◆ **Problem description**
Copy the listing below in full and skip every picture.

◆ **Supplied records**
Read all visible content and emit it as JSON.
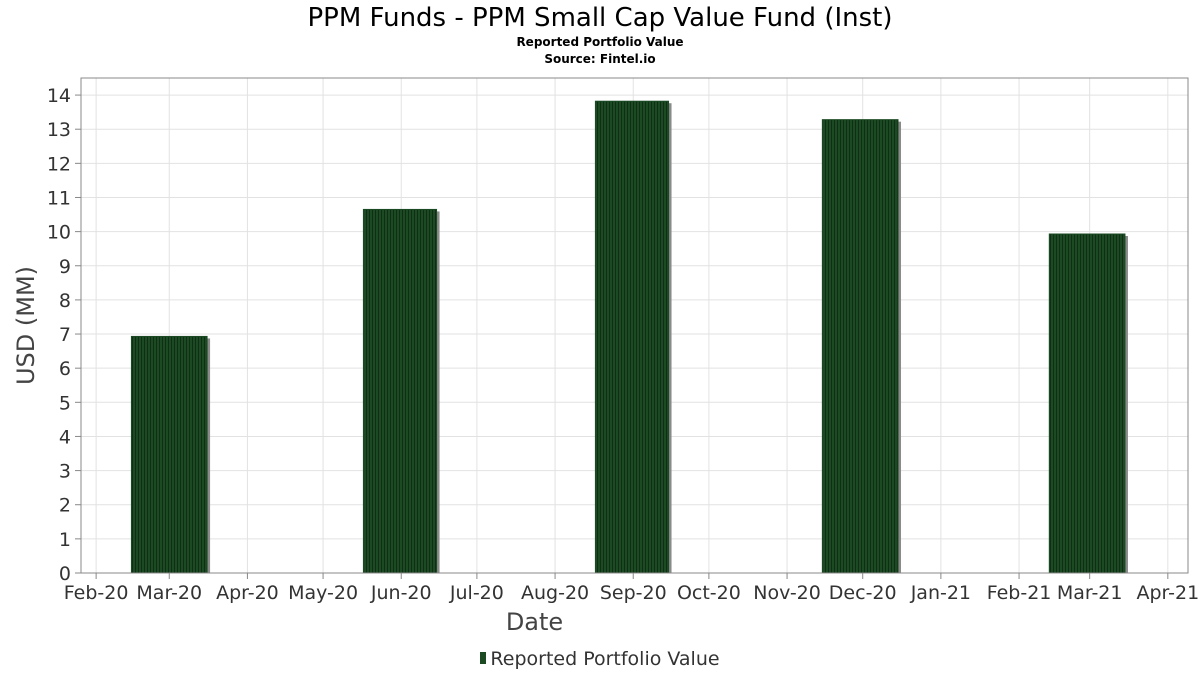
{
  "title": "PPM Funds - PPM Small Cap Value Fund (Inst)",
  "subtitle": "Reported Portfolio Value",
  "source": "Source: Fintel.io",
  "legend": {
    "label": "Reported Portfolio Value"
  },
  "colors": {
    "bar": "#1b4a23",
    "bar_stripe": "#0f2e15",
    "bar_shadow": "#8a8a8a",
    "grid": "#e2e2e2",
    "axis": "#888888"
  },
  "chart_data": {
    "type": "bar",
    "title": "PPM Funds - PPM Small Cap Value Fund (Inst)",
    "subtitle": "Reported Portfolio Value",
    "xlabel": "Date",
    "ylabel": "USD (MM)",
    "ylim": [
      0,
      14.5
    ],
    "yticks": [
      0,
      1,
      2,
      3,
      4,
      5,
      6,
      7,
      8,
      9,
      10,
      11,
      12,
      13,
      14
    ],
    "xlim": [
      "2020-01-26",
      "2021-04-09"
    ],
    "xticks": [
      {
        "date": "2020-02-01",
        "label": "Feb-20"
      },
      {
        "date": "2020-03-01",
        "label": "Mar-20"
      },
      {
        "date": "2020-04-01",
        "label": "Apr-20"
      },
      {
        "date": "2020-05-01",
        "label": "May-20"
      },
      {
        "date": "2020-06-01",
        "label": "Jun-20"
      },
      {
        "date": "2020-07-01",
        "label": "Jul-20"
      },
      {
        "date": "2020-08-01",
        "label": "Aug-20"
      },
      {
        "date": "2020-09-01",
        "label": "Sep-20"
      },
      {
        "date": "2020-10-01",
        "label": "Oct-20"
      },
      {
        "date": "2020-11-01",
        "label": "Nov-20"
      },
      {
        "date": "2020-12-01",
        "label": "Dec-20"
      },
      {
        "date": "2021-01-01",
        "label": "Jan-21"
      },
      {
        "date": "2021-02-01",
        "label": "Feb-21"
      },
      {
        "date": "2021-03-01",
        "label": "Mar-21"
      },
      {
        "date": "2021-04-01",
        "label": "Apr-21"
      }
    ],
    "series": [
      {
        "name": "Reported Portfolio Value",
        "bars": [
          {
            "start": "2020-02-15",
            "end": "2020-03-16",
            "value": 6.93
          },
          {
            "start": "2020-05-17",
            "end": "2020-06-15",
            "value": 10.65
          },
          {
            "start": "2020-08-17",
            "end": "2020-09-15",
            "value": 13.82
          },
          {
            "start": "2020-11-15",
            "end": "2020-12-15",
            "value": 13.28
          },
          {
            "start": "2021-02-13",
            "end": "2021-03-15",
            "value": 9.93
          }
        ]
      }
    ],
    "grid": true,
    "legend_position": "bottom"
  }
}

◆ **Response to the task**
Read all visible content and emit it as JSON.
{
  "title": "PPM Funds - PPM Small Cap Value Fund (Inst)",
  "subtitle": "Reported Portfolio Value",
  "source": "Source: Fintel.io",
  "legend": {
    "label": "Reported Portfolio Value"
  },
  "colors": {
    "bar": "#1b4a23",
    "bar_stripe": "#0f2e15",
    "bar_shadow": "#8a8a8a",
    "grid": "#e2e2e2",
    "axis": "#888888"
  },
  "chart_data": {
    "type": "bar",
    "title": "PPM Funds - PPM Small Cap Value Fund (Inst)",
    "subtitle": "Reported Portfolio Value",
    "xlabel": "Date",
    "ylabel": "USD (MM)",
    "ylim": [
      0,
      14.5
    ],
    "yticks": [
      0,
      1,
      2,
      3,
      4,
      5,
      6,
      7,
      8,
      9,
      10,
      11,
      12,
      13,
      14
    ],
    "xlim": [
      "2020-01-26",
      "2021-04-09"
    ],
    "xticks": [
      {
        "date": "2020-02-01",
        "label": "Feb-20"
      },
      {
        "date": "2020-03-01",
        "label": "Mar-20"
      },
      {
        "date": "2020-04-01",
        "label": "Apr-20"
      },
      {
        "date": "2020-05-01",
        "label": "May-20"
      },
      {
        "date": "2020-06-01",
        "label": "Jun-20"
      },
      {
        "date": "2020-07-01",
        "label": "Jul-20"
      },
      {
        "date": "2020-08-01",
        "label": "Aug-20"
      },
      {
        "date": "2020-09-01",
        "label": "Sep-20"
      },
      {
        "date": "2020-10-01",
        "label": "Oct-20"
      },
      {
        "date": "2020-11-01",
        "label": "Nov-20"
      },
      {
        "date": "2020-12-01",
        "label": "Dec-20"
      },
      {
        "date": "2021-01-01",
        "label": "Jan-21"
      },
      {
        "date": "2021-02-01",
        "label": "Feb-21"
      },
      {
        "date": "2021-03-01",
        "label": "Mar-21"
      },
      {
        "date": "2021-04-01",
        "label": "Apr-21"
      }
    ],
    "series": [
      {
        "name": "Reported Portfolio Value",
        "bars": [
          {
            "start": "2020-02-15",
            "end": "2020-03-16",
            "value": 6.93
          },
          {
            "start": "2020-05-17",
            "end": "2020-06-15",
            "value": 10.65
          },
          {
            "start": "2020-08-17",
            "end": "2020-09-15",
            "value": 13.82
          },
          {
            "start": "2020-11-15",
            "end": "2020-12-15",
            "value": 13.28
          },
          {
            "start": "2021-02-13",
            "end": "2021-03-15",
            "value": 9.93
          }
        ]
      }
    ],
    "grid": true,
    "legend_position": "bottom"
  }
}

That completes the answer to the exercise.